**What is required**
Gather each line in the entries that includes the string "plasma".

+++ Exercise input

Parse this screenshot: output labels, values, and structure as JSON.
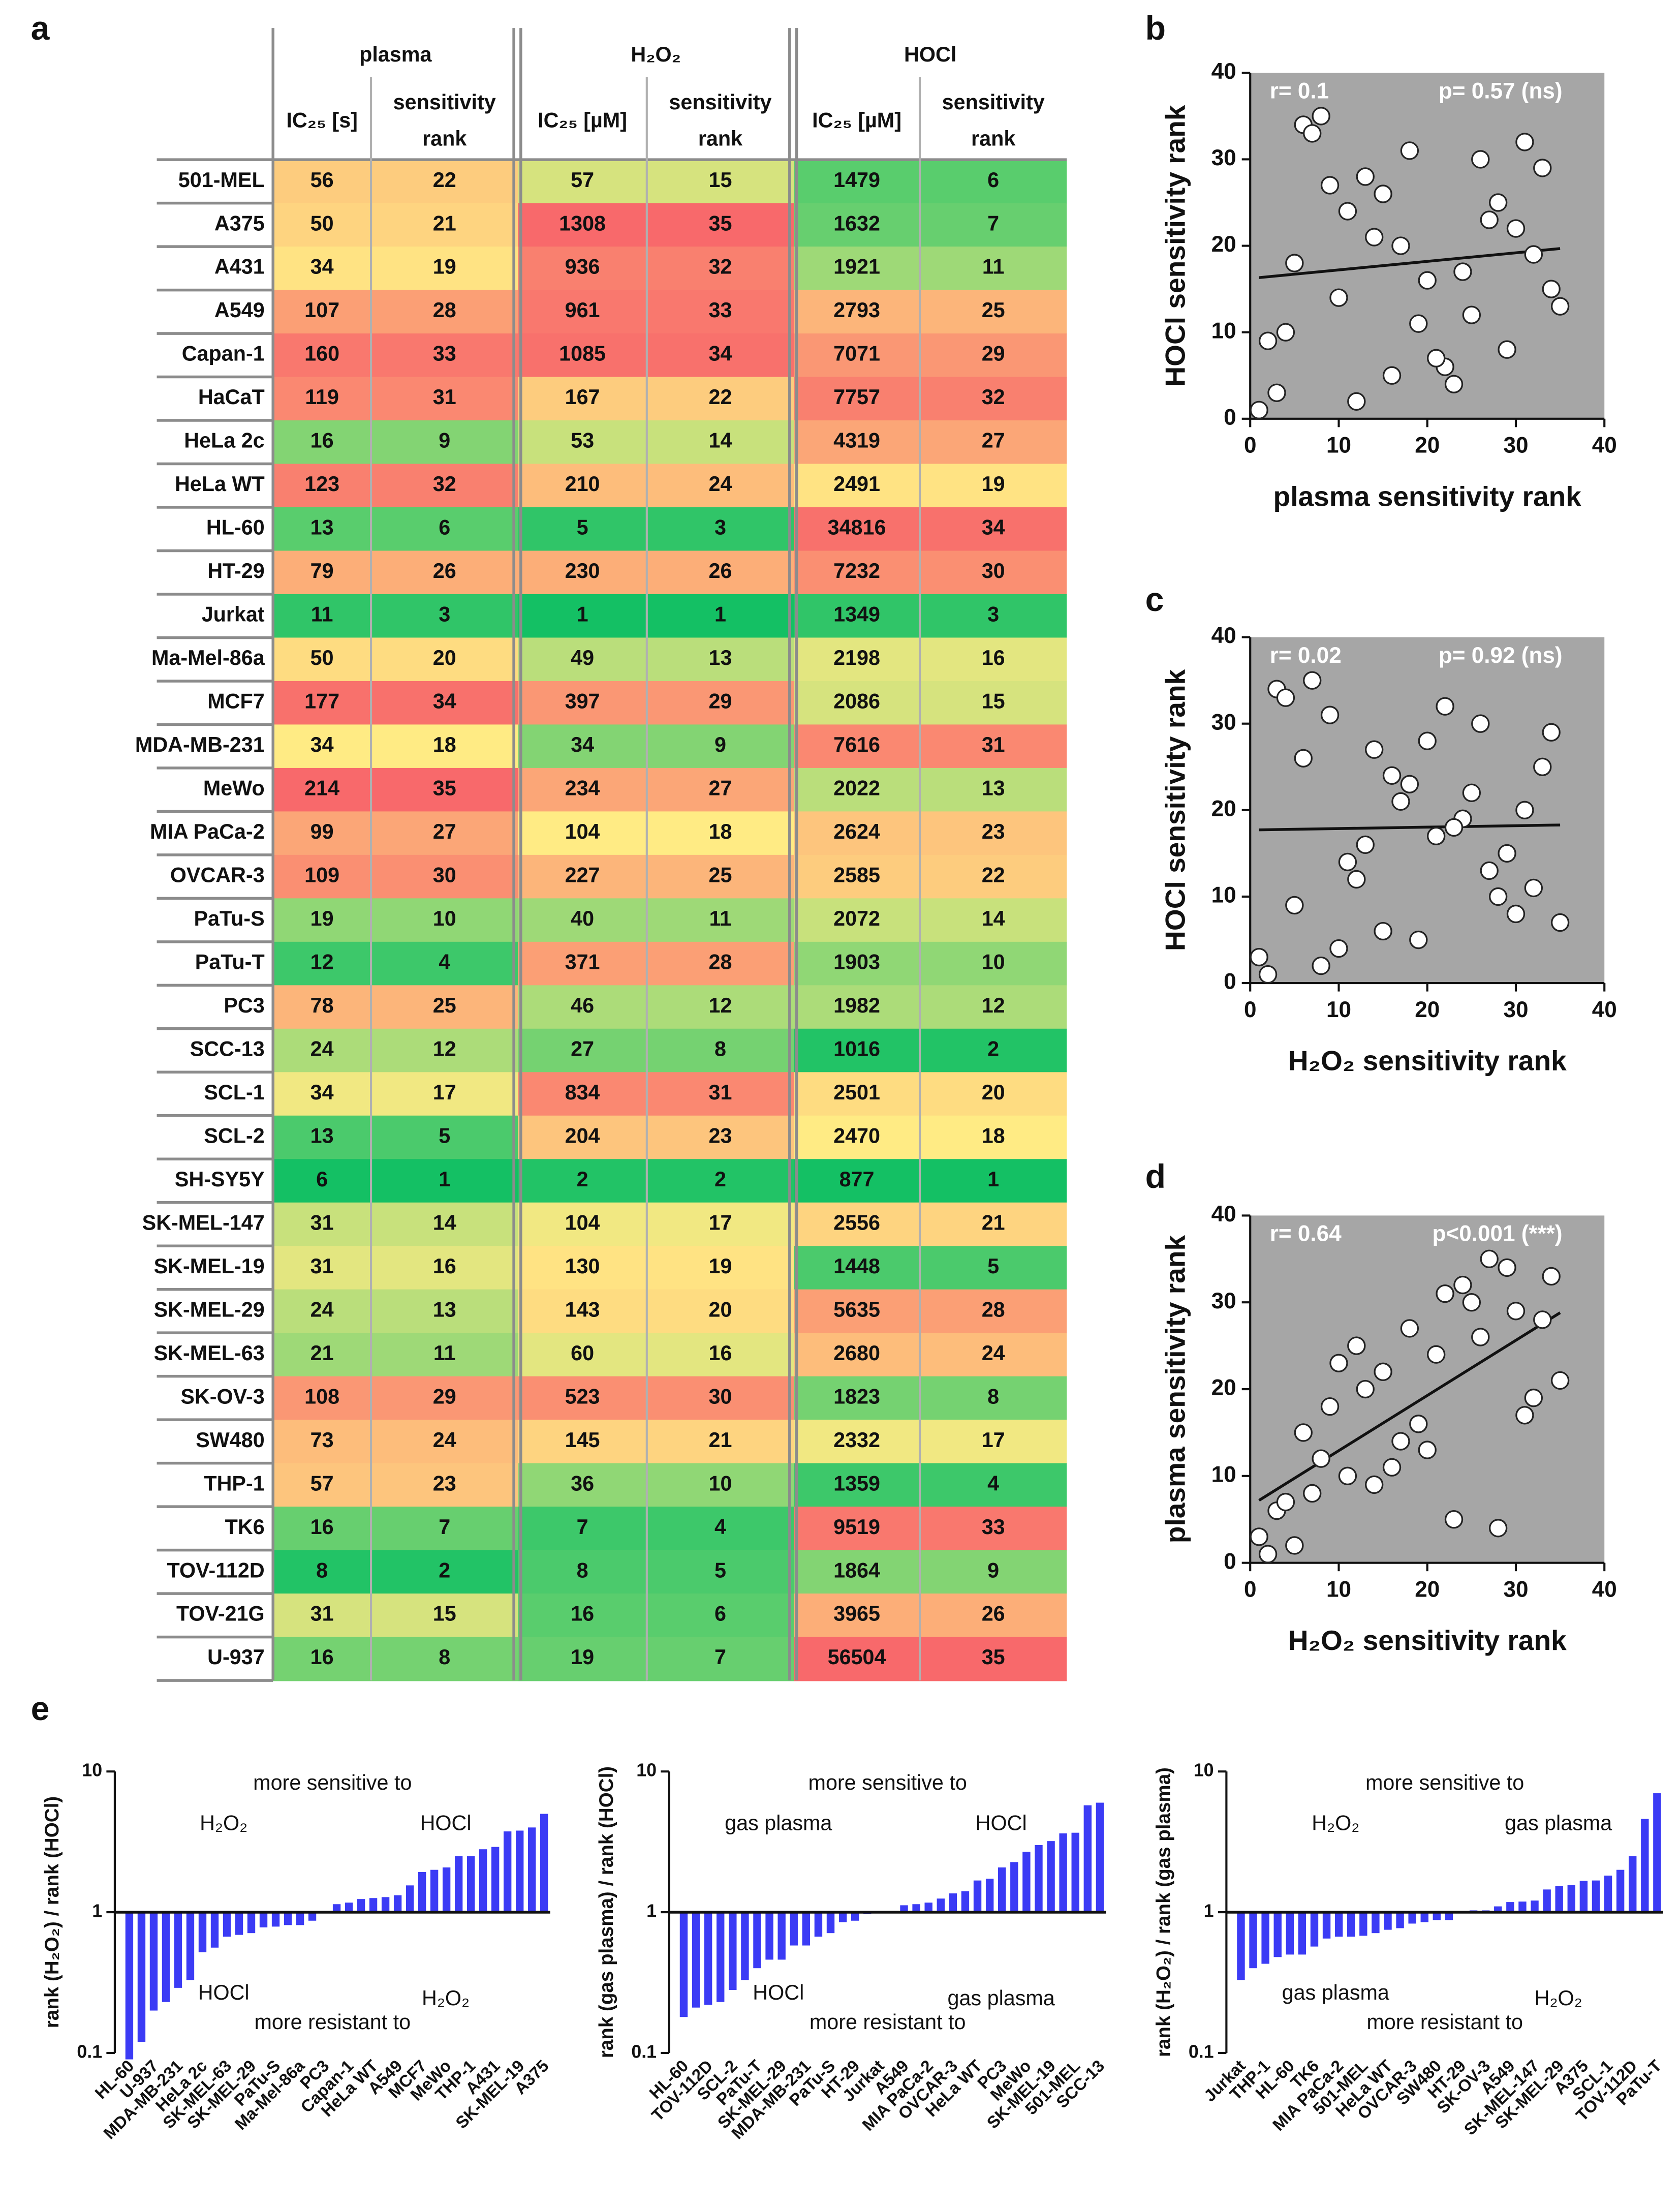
{
  "panel_labels": [
    "a",
    "b",
    "c",
    "d",
    "e"
  ],
  "table": {
    "group_headers": [
      "plasma",
      "H₂O₂",
      "HOCl"
    ],
    "column_headers": [
      [
        "IC₂₅ [s]"
      ],
      [
        "sensitivity",
        "rank"
      ],
      [
        "IC₂₅ [µM]"
      ],
      [
        "sensitivity",
        "rank"
      ],
      [
        "IC₂₅ [µM]"
      ],
      [
        "sensitivity",
        "rank"
      ]
    ],
    "color_scale": {
      "low": "#14c064",
      "mid": "#ffeb84",
      "high": "#f8696b"
    },
    "rows": [
      [
        "501-MEL",
        56,
        22,
        57,
        15,
        1479,
        6
      ],
      [
        "A375",
        50,
        21,
        1308,
        35,
        1632,
        7
      ],
      [
        "A431",
        34,
        19,
        936,
        32,
        1921,
        11
      ],
      [
        "A549",
        107,
        28,
        961,
        33,
        2793,
        25
      ],
      [
        "Capan-1",
        160,
        33,
        1085,
        34,
        7071,
        29
      ],
      [
        "HaCaT",
        119,
        31,
        167,
        22,
        7757,
        32
      ],
      [
        "HeLa 2c",
        16,
        9,
        53,
        14,
        4319,
        27
      ],
      [
        "HeLa WT",
        123,
        32,
        210,
        24,
        2491,
        19
      ],
      [
        "HL-60",
        13,
        6,
        5,
        3,
        34816,
        34
      ],
      [
        "HT-29",
        79,
        26,
        230,
        26,
        7232,
        30
      ],
      [
        "Jurkat",
        11,
        3,
        1,
        1,
        1349,
        3
      ],
      [
        "Ma-Mel-86a",
        50,
        20,
        49,
        13,
        2198,
        16
      ],
      [
        "MCF7",
        177,
        34,
        397,
        29,
        2086,
        15
      ],
      [
        "MDA-MB-231",
        34,
        18,
        34,
        9,
        7616,
        31
      ],
      [
        "MeWo",
        214,
        35,
        234,
        27,
        2022,
        13
      ],
      [
        "MIA PaCa-2",
        99,
        27,
        104,
        18,
        2624,
        23
      ],
      [
        "OVCAR-3",
        109,
        30,
        227,
        25,
        2585,
        22
      ],
      [
        "PaTu-S",
        19,
        10,
        40,
        11,
        2072,
        14
      ],
      [
        "PaTu-T",
        12,
        4,
        371,
        28,
        1903,
        10
      ],
      [
        "PC3",
        78,
        25,
        46,
        12,
        1982,
        12
      ],
      [
        "SCC-13",
        24,
        12,
        27,
        8,
        1016,
        2
      ],
      [
        "SCL-1",
        34,
        17,
        834,
        31,
        2501,
        20
      ],
      [
        "SCL-2",
        13,
        5,
        204,
        23,
        2470,
        18
      ],
      [
        "SH-SY5Y",
        6,
        1,
        2,
        2,
        877,
        1
      ],
      [
        "SK-MEL-147",
        31,
        14,
        104,
        17,
        2556,
        21
      ],
      [
        "SK-MEL-19",
        31,
        16,
        130,
        19,
        1448,
        5
      ],
      [
        "SK-MEL-29",
        24,
        13,
        143,
        20,
        5635,
        28
      ],
      [
        "SK-MEL-63",
        21,
        11,
        60,
        16,
        2680,
        24
      ],
      [
        "SK-OV-3",
        108,
        29,
        523,
        30,
        1823,
        8
      ],
      [
        "SW480",
        73,
        24,
        145,
        21,
        2332,
        17
      ],
      [
        "THP-1",
        57,
        23,
        36,
        10,
        1359,
        4
      ],
      [
        "TK6",
        16,
        7,
        7,
        4,
        9519,
        33
      ],
      [
        "TOV-112D",
        8,
        2,
        8,
        5,
        1864,
        9
      ],
      [
        "TOV-21G",
        31,
        15,
        16,
        6,
        3965,
        26
      ],
      [
        "U-937",
        16,
        8,
        19,
        7,
        56504,
        35
      ]
    ]
  },
  "chart_data": [
    {
      "type": "scatter",
      "annotations": [
        "r= 0.1",
        "p= 0.57 (ns)"
      ],
      "x_label": "plasma sensitivity rank",
      "y_label": "HOCl sensitivity rank",
      "x": [
        22,
        21,
        19,
        28,
        33,
        31,
        9,
        32,
        6,
        26,
        3,
        20,
        34,
        18,
        35,
        27,
        30,
        10,
        4,
        25,
        12,
        17,
        5,
        1,
        14,
        16,
        13,
        11,
        29,
        24,
        23,
        7,
        2,
        15,
        8
      ],
      "y": [
        6,
        7,
        11,
        25,
        29,
        32,
        27,
        19,
        34,
        30,
        3,
        16,
        15,
        31,
        13,
        23,
        22,
        14,
        10,
        12,
        2,
        20,
        18,
        1,
        21,
        5,
        28,
        24,
        8,
        17,
        4,
        33,
        9,
        26,
        35
      ],
      "xlim": [
        0,
        40
      ],
      "ylim": [
        0,
        40
      ],
      "xticks": [
        0,
        10,
        20,
        30,
        40
      ],
      "yticks": [
        0,
        10,
        20,
        30,
        40
      ],
      "color": "#ffffff",
      "background": "#a6a6a6",
      "trend_line": true
    },
    {
      "type": "scatter",
      "annotations": [
        "r= 0.02",
        "p= 0.92 (ns)"
      ],
      "x_label": "H₂O₂ sensitivity rank",
      "y_label": "HOCl sensitivity rank",
      "x": [
        15,
        35,
        32,
        33,
        34,
        22,
        14,
        24,
        3,
        26,
        1,
        13,
        29,
        9,
        27,
        18,
        25,
        11,
        28,
        12,
        8,
        31,
        23,
        2,
        17,
        19,
        20,
        16,
        30,
        21,
        10,
        4,
        5,
        6,
        7
      ],
      "y": [
        6,
        7,
        11,
        25,
        29,
        32,
        27,
        19,
        34,
        30,
        3,
        16,
        15,
        31,
        13,
        23,
        22,
        14,
        10,
        12,
        2,
        20,
        18,
        1,
        21,
        5,
        28,
        24,
        8,
        17,
        4,
        33,
        9,
        26,
        35
      ],
      "xlim": [
        0,
        40
      ],
      "ylim": [
        0,
        40
      ],
      "xticks": [
        0,
        10,
        20,
        30,
        40
      ],
      "yticks": [
        0,
        10,
        20,
        30,
        40
      ],
      "color": "#ffffff",
      "background": "#a6a6a6",
      "trend_line": true
    },
    {
      "type": "scatter",
      "annotations": [
        "r= 0.64",
        "p<0.001 (***)"
      ],
      "x_label": "H₂O₂ sensitivity rank",
      "y_label": "plasma sensitivity rank",
      "x": [
        15,
        35,
        32,
        33,
        34,
        22,
        14,
        24,
        3,
        26,
        1,
        13,
        29,
        9,
        27,
        18,
        25,
        11,
        28,
        12,
        8,
        31,
        23,
        2,
        17,
        19,
        20,
        16,
        30,
        21,
        10,
        4,
        5,
        6,
        7
      ],
      "y": [
        22,
        21,
        19,
        28,
        33,
        31,
        9,
        32,
        6,
        26,
        3,
        20,
        34,
        18,
        35,
        27,
        30,
        10,
        4,
        25,
        12,
        17,
        5,
        1,
        14,
        16,
        13,
        11,
        29,
        24,
        23,
        7,
        2,
        15,
        8
      ],
      "xlim": [
        0,
        40
      ],
      "ylim": [
        0,
        40
      ],
      "xticks": [
        0,
        10,
        20,
        30,
        40
      ],
      "yticks": [
        0,
        10,
        20,
        30,
        40
      ],
      "color": "#ffffff",
      "background": "#a6a6a6",
      "trend_line": true
    },
    {
      "type": "bar",
      "y_label": "rank (H₂O₂) / rank (HOCl)",
      "annotations": [
        "more sensitive to",
        "H₂O₂",
        "HOCl",
        "HOCl",
        "more resistant to",
        "H₂O₂"
      ],
      "categories": [
        "HL-60",
        null,
        "U-937",
        null,
        "MDA-MB-231",
        null,
        "HeLa 2c",
        null,
        "SK-MEL-63",
        null,
        "SK-MEL-29",
        null,
        "PaTu-S",
        null,
        "Ma-Mel-86a",
        null,
        "PC3",
        null,
        "Capan-1",
        null,
        "HeLa WT",
        null,
        "A549",
        null,
        "MCF7",
        null,
        "MeWo",
        null,
        "THP-1",
        null,
        "A431",
        null,
        "SK-MEL-19",
        null,
        "A375"
      ],
      "values": [
        0.09,
        0.12,
        0.2,
        0.23,
        0.29,
        0.33,
        0.52,
        0.56,
        0.67,
        0.69,
        0.71,
        0.78,
        0.79,
        0.81,
        0.81,
        0.87,
        1,
        1.14,
        1.17,
        1.24,
        1.26,
        1.28,
        1.32,
        1.55,
        1.93,
        2,
        2.08,
        2.5,
        2.5,
        2.8,
        2.91,
        3.75,
        3.8,
        4,
        5
      ],
      "log_scale": true,
      "ylim": [
        0.1,
        10
      ],
      "yticks": [
        0.1,
        1,
        10
      ],
      "color": "#3b3bf5"
    },
    {
      "type": "bar",
      "y_label": "rank (gas plasma) / rank (HOCl)",
      "annotations": [
        "more sensitive to",
        "gas plasma",
        "HOCl",
        "HOCl",
        "more resistant to",
        "gas plasma"
      ],
      "categories": [
        "HL-60",
        null,
        "TOV-112D",
        null,
        "SCL-2",
        null,
        "PaTu-T",
        null,
        "SK-MEL-29",
        null,
        "MDA-MB-231",
        null,
        "PaTu-S",
        null,
        "HT-29",
        null,
        "Jurkat",
        null,
        "A549",
        null,
        "MIA PaCa-2",
        null,
        "OVCAR-3",
        null,
        "HeLa WT",
        null,
        "PC3",
        null,
        "MeWo",
        null,
        "SK-MEL-19",
        null,
        "501-MEL",
        null,
        "SCC-13"
      ],
      "values": [
        0.18,
        0.21,
        0.22,
        0.23,
        0.28,
        0.33,
        0.4,
        0.46,
        0.46,
        0.58,
        0.58,
        0.67,
        0.71,
        0.85,
        0.87,
        0.97,
        1,
        1,
        1.12,
        1.14,
        1.17,
        1.25,
        1.36,
        1.41,
        1.68,
        1.73,
        2.08,
        2.27,
        2.69,
        3,
        3.2,
        3.63,
        3.67,
        5.75,
        6
      ],
      "log_scale": true,
      "ylim": [
        0.1,
        10
      ],
      "yticks": [
        0.1,
        1,
        10
      ],
      "color": "#3b3bf5"
    },
    {
      "type": "bar",
      "y_label": "rank (H₂O₂) / rank (gas plasma)",
      "annotations": [
        "more sensitive to",
        "H₂O₂",
        "gas plasma",
        "gas plasma",
        "more resistant to",
        "H₂O₂"
      ],
      "categories": [
        "Jurkat",
        null,
        "THP-1",
        null,
        "HL-60",
        null,
        "TK6",
        null,
        "MIA PaCa-2",
        null,
        "501-MEL",
        null,
        "HeLa WT",
        null,
        "OVCAR-3",
        null,
        "SW480",
        null,
        "HT-29",
        null,
        "SK-OV-3",
        null,
        "A549",
        null,
        "SK-MEL-147",
        null,
        "SK-MEL-29",
        null,
        "A375",
        null,
        "SCL-1",
        null,
        "TOV-112D",
        null,
        "PaTu-T"
      ],
      "values": [
        0.33,
        0.4,
        0.43,
        0.48,
        0.5,
        0.5,
        0.57,
        0.65,
        0.67,
        0.67,
        0.68,
        0.71,
        0.75,
        0.77,
        0.83,
        0.85,
        0.88,
        0.88,
        1,
        1.03,
        1.03,
        1.1,
        1.18,
        1.19,
        1.21,
        1.45,
        1.54,
        1.56,
        1.67,
        1.68,
        1.82,
        2,
        2.5,
        4.6,
        7
      ],
      "log_scale": true,
      "ylim": [
        0.1,
        10
      ],
      "yticks": [
        0.1,
        1,
        10
      ],
      "color": "#3b3bf5"
    }
  ]
}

++++++

**Complete output**
      "plasma",
      "x_label": "plasma sensitivity rank",
      "y_label": "plasma sensitivity rank",
      "y_label": "rank (gas plasma) / rank (HOCl)",
        "gas plasma",
        "gas plasma"
      "y_label": "rank (H₂O₂) / rank (gas plasma)",
        "gas plasma",
        "gas plasma",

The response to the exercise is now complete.